* [Required task]
Write out every line of the material exactly as it appears.

* START *

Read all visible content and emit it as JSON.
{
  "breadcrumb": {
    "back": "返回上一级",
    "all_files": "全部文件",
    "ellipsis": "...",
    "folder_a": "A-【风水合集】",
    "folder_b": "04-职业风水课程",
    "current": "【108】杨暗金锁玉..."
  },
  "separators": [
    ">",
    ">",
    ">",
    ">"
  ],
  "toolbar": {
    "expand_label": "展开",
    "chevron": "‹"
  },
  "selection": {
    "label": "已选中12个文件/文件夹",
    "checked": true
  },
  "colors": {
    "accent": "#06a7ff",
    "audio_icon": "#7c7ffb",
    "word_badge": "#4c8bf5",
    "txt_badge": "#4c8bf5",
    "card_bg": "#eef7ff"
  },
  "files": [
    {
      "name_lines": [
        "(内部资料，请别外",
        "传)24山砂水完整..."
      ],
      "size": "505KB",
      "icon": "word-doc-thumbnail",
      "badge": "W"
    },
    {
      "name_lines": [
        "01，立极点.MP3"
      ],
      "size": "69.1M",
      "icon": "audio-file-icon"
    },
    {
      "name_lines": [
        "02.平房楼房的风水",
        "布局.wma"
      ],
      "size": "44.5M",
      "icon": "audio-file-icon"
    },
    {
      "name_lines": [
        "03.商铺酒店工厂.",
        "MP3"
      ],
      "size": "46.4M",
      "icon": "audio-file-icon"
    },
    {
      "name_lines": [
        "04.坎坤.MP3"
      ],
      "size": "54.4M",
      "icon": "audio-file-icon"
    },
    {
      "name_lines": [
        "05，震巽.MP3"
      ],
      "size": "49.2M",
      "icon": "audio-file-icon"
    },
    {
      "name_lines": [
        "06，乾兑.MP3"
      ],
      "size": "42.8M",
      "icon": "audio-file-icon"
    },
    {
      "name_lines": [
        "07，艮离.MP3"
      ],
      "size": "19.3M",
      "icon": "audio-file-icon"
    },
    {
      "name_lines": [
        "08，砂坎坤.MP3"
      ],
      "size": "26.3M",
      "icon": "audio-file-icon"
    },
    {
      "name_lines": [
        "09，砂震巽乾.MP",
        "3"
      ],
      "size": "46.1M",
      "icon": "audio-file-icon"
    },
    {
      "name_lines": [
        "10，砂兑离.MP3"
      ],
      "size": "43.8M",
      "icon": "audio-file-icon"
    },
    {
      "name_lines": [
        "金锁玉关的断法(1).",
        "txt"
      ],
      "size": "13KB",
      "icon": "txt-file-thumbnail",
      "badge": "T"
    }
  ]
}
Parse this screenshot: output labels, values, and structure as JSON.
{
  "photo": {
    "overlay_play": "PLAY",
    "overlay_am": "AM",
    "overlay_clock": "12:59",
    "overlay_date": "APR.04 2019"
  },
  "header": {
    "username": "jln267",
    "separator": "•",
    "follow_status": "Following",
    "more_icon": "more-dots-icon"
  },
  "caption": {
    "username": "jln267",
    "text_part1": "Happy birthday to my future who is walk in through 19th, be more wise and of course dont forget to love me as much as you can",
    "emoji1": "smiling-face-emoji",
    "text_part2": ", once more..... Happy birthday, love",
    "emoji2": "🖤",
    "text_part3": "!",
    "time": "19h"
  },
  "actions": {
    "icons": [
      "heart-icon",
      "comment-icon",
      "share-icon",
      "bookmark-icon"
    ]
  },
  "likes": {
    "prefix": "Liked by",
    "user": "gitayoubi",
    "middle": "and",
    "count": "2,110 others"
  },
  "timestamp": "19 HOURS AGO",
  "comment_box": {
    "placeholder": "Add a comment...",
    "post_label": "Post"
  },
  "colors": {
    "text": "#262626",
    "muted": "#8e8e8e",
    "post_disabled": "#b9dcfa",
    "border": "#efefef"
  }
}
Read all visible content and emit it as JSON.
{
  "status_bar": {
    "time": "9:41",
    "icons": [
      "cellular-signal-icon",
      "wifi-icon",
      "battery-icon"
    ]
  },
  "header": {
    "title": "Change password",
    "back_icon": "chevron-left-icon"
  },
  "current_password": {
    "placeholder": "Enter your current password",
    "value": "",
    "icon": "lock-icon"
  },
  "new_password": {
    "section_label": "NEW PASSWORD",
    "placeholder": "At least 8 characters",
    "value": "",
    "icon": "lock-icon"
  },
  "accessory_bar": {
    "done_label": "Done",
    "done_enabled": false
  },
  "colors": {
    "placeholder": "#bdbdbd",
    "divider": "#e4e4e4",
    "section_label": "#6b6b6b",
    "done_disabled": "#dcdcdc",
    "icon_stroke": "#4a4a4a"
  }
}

* END *

* [Result for this task]
Read all visible content and emit it as JSON.
{
  "breadcrumb": {
    "back": "返回上一级",
    "all_files": "全部文件",
    "ellipsis": "...",
    "folder_a": "A-【风水合集】",
    "folder_b": "04-职业风水课程",
    "current": "【108】杨暗金锁玉..."
  },
  "separators": [
    ">",
    ">",
    ">",
    ">"
  ],
  "toolbar": {
    "expand_label": "展开",
    "chevron": "‹"
  },
  "selection": {
    "label": "已选中12个文件/文件夹",
    "checked": true
  },
  "colors": {
    "accent": "#06a7ff",
    "audio_icon": "#7c7ffb",
    "word_badge": "#4c8bf5",
    "txt_badge": "#4c8bf5",
    "card_bg": "#eef7ff"
  },
  "files": [
    {
      "name_lines": [
        "(内部资料，请别外",
        "传)24山砂水完整..."
      ],
      "size": "505KB",
      "icon": "word-doc-thumbnail",
      "badge": "W"
    },
    {
      "name_lines": [
        "01，立极点.MP3"
      ],
      "size": "69.1M",
      "icon": "audio-file-icon"
    },
    {
      "name_lines": [
        "02.平房楼房的风水",
        "布局.wma"
      ],
      "size": "44.5M",
      "icon": "audio-file-icon"
    },
    {
      "name_lines": [
        "03.商铺酒店工厂.",
        "MP3"
      ],
      "size": "46.4M",
      "icon": "audio-file-icon"
    },
    {
      "name_lines": [
        "04.坎坤.MP3"
      ],
      "size": "54.4M",
      "icon": "audio-file-icon"
    },
    {
      "name_lines": [
        "05，震巽.MP3"
      ],
      "size": "49.2M",
      "icon": "audio-file-icon"
    },
    {
      "name_lines": [
        "06，乾兑.MP3"
      ],
      "size": "42.8M",
      "icon": "audio-file-icon"
    },
    {
      "name_lines": [
        "07，艮离.MP3"
      ],
      "size": "19.3M",
      "icon": "audio-file-icon"
    },
    {
      "name_lines": [
        "08，砂坎坤.MP3"
      ],
      "size": "26.3M",
      "icon": "audio-file-icon"
    },
    {
      "name_lines": [
        "09，砂震巽乾.MP",
        "3"
      ],
      "size": "46.1M",
      "icon": "audio-file-icon"
    },
    {
      "name_lines": [
        "10，砂兑离.MP3"
      ],
      "size": "43.8M",
      "icon": "audio-file-icon"
    },
    {
      "name_lines": [
        "金锁玉关的断法(1).",
        "txt"
      ],
      "size": "13KB",
      "icon": "txt-file-thumbnail",
      "badge": "T"
    }
  ]
}
Parse this screenshot: output labels, values, and structure as JSON.
{
  "photo": {
    "overlay_play": "PLAY",
    "overlay_am": "AM",
    "overlay_clock": "12:59",
    "overlay_date": "APR.04 2019"
  },
  "header": {
    "username": "jln267",
    "separator": "•",
    "follow_status": "Following",
    "more_icon": "more-dots-icon"
  },
  "caption": {
    "username": "jln267",
    "text_part1": "Happy birthday to my future who is walk in through 19th, be more wise and of course dont forget to love me as much as you can",
    "emoji1": "smiling-face-emoji",
    "text_part2": ", once more..... Happy birthday, love",
    "emoji2": "🖤",
    "text_part3": "!",
    "time": "19h"
  },
  "actions": {
    "icons": [
      "heart-icon",
      "comment-icon",
      "share-icon",
      "bookmark-icon"
    ]
  },
  "likes": {
    "prefix": "Liked by",
    "user": "gitayoubi",
    "middle": "and",
    "count": "2,110 others"
  },
  "timestamp": "19 HOURS AGO",
  "comment_box": {
    "placeholder": "Add a comment...",
    "post_label": "Post"
  },
  "colors": {
    "text": "#262626",
    "muted": "#8e8e8e",
    "post_disabled": "#b9dcfa",
    "border": "#efefef"
  }
}
Read all visible content and emit it as JSON.
{
  "status_bar": {
    "time": "9:41",
    "icons": [
      "cellular-signal-icon",
      "wifi-icon",
      "battery-icon"
    ]
  },
  "header": {
    "title": "Change password",
    "back_icon": "chevron-left-icon"
  },
  "current_password": {
    "placeholder": "Enter your current password",
    "value": "",
    "icon": "lock-icon"
  },
  "new_password": {
    "section_label": "NEW PASSWORD",
    "placeholder": "At least 8 characters",
    "value": "",
    "icon": "lock-icon"
  },
  "accessory_bar": {
    "done_label": "Done",
    "done_enabled": false
  },
  "colors": {
    "placeholder": "#bdbdbd",
    "divider": "#e4e4e4",
    "section_label": "#6b6b6b",
    "done_disabled": "#dcdcdc",
    "icon_stroke": "#4a4a4a"
  }
}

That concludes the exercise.